• _Verilen görev_: Saatleri Ayarlama Enstitüsü'nün kurucusunu anlatan makaleden "ardından, hiç varolmamış" ifadesinden "efendi'nin özlü sözleri..." ifadesine kadar uzanan bölümün tamamını hiçbir değişiklik yapmadan çıkarın.

• ahmet hamdi tanpınar'ın saatleri ayarlama enstitüsü adlı romanında*, bahsi geçen enstitünün kurucusu, ileri görüşlü zat.
    eminönü ile karaköy'deki iki saatin aralarında yarım saatlik bir fark bulunması ile enstitü fikri kafasında oluşur.
    ardından, hiç varolmamış bir 'zamani efendi' yaratır ve hayri irdal'dan bu zat hakkında bir kitap yazmasını ister.

    yarın: nuri efendi'nin özlü sözleri...
  • hedeflerine varmak için yaptıkları ile uçuk kaçık ayrı bi dünyanın adamı gibi görünen bu zat ı muhterem romanın sonunda çalışanlarına yaptıgı jest ile kendini bu dünyaya kullandırtmış ama egoistlikten kurtulup iyi bir adam oldugunu ispatlamıştır. gerçi amcamız asla kötülük peşinde koşmamıştır ama kendi başarısı için diğerlerini sadece maşa olarak kullanmıştır.

• _Gösterilen bilgiler_:
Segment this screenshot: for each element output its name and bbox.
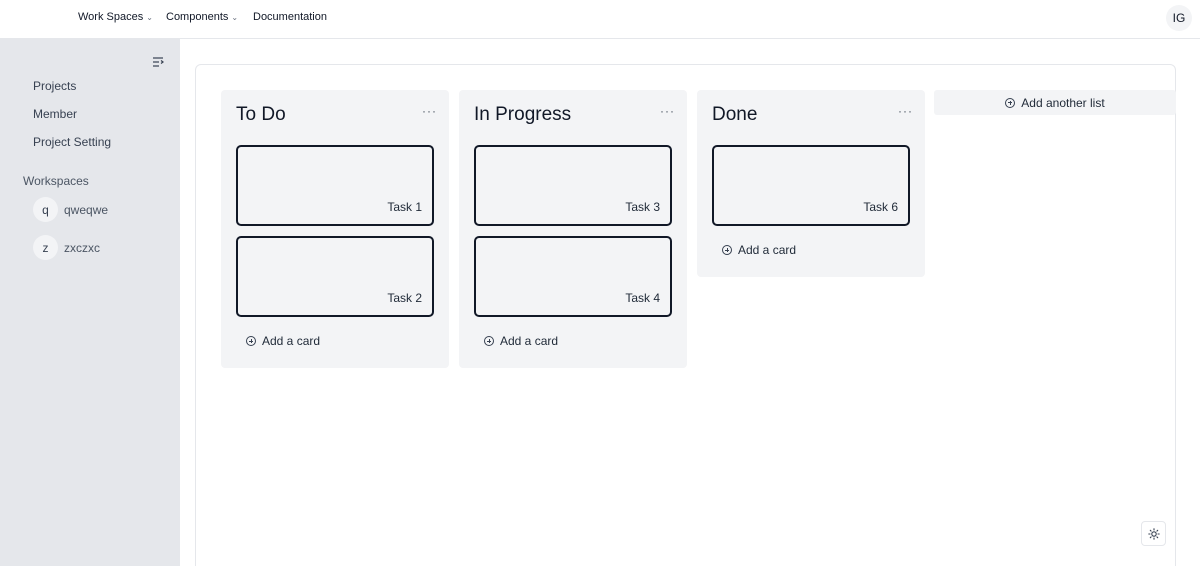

• _Beklenen çıktı_:
ardından, hiç varolmamış bir 'zamani efendi' yaratır ve hayri irdal'dan bu zat hakkında bir kitap yazmasını ister.

    yarın: nuri efendi'nin özlü sözleri...